Entries from a dataset
════

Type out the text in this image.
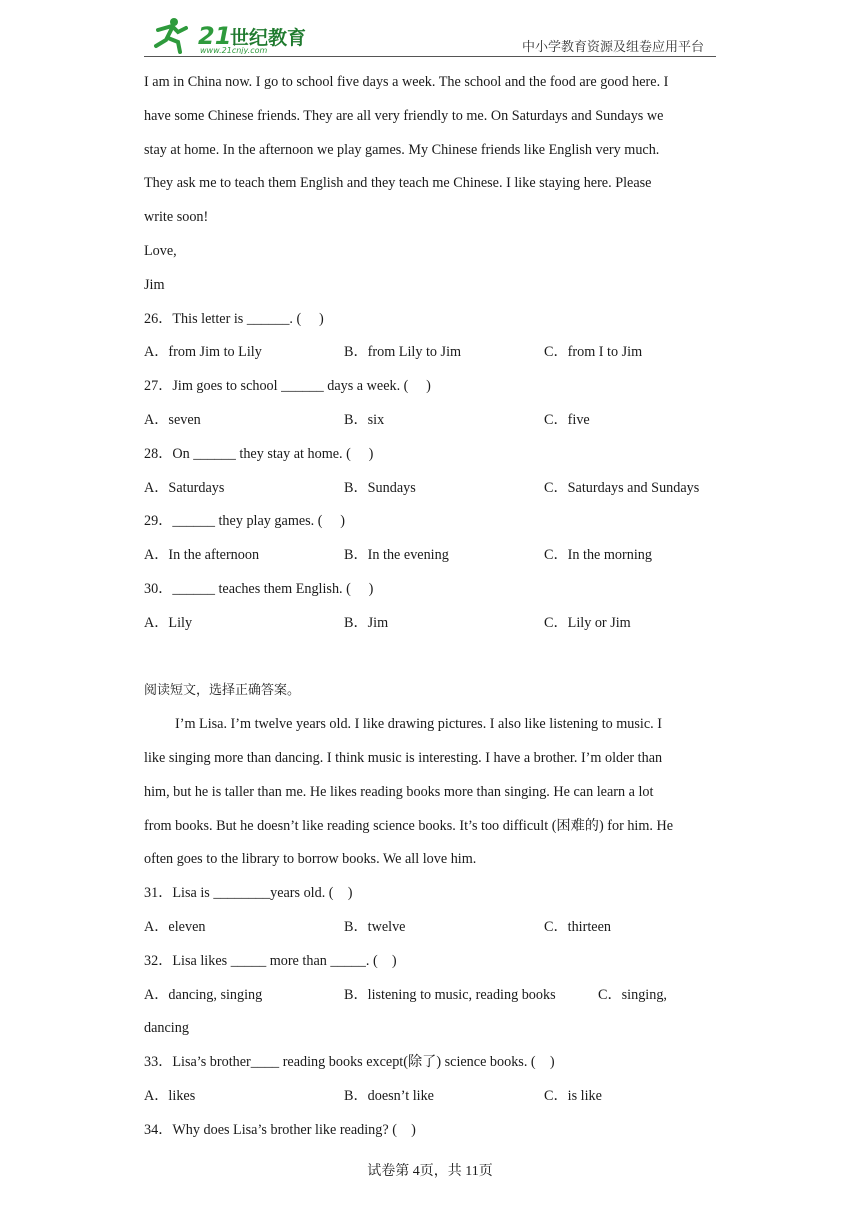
21
世纪教育
www.21cnjy.com	中小学教育资源及组卷应用平台
I am in China now. I go to school five days a week. The school and the food are good here. I
have some Chinese friends. They are all very friendly to me. On Saturdays and Sundays we
stay at home. In the afternoon we play games. My Chinese friends like English very much.
They ask me to teach them English and they teach me Chinese. I like staying here. Please
write soon!
Love,
Jim
26．This letter is ______. (　 )
A．from Jim to Lily	B．from Lily to Jim	C．from I to Jim
27．Jim goes to school ______ days a week. (　 )
A．seven	B．six	C．five
28．On ______ they stay at home. (　 )
A．Saturdays	B．Sundays	C．Saturdays and Sundays
29．______ they play games. (　 )
A．In the afternoon	B．In the evening	C．In the morning
30．______ teaches them English. (　 )
A．Lily	B．Jim	C．Lily or Jim
阅读短文，选择正确答案。
I’m Lisa. I’m twelve years old. I like drawing pictures. I also like listening to music. I
like singing more than dancing. I think music is interesting. I have a brother. I’m older than
him, but he is taller than me. He likes reading books more than singing. He can learn a lot
from books. But he doesn’t like reading science books. It’s too difficult (困难的) for him. He
often goes to the library to borrow books. We all love him.
31．Lisa is ________years old. (　)
A．eleven	B．twelve	C．thirteen
32．Lisa likes _____ more than _____. (　)
A．dancing, singing	B．listening to music, reading books	C．singing,
dancing
33．Lisa’s brother____ reading books except(除了) science books. (　)
A．likes	B．doesn’t like	C．is like
34．Why does Lisa’s brother like reading? (　)
试卷第 4页，共 11页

════

Search the lines for the word "singing" and report how many contain it, by number only.

3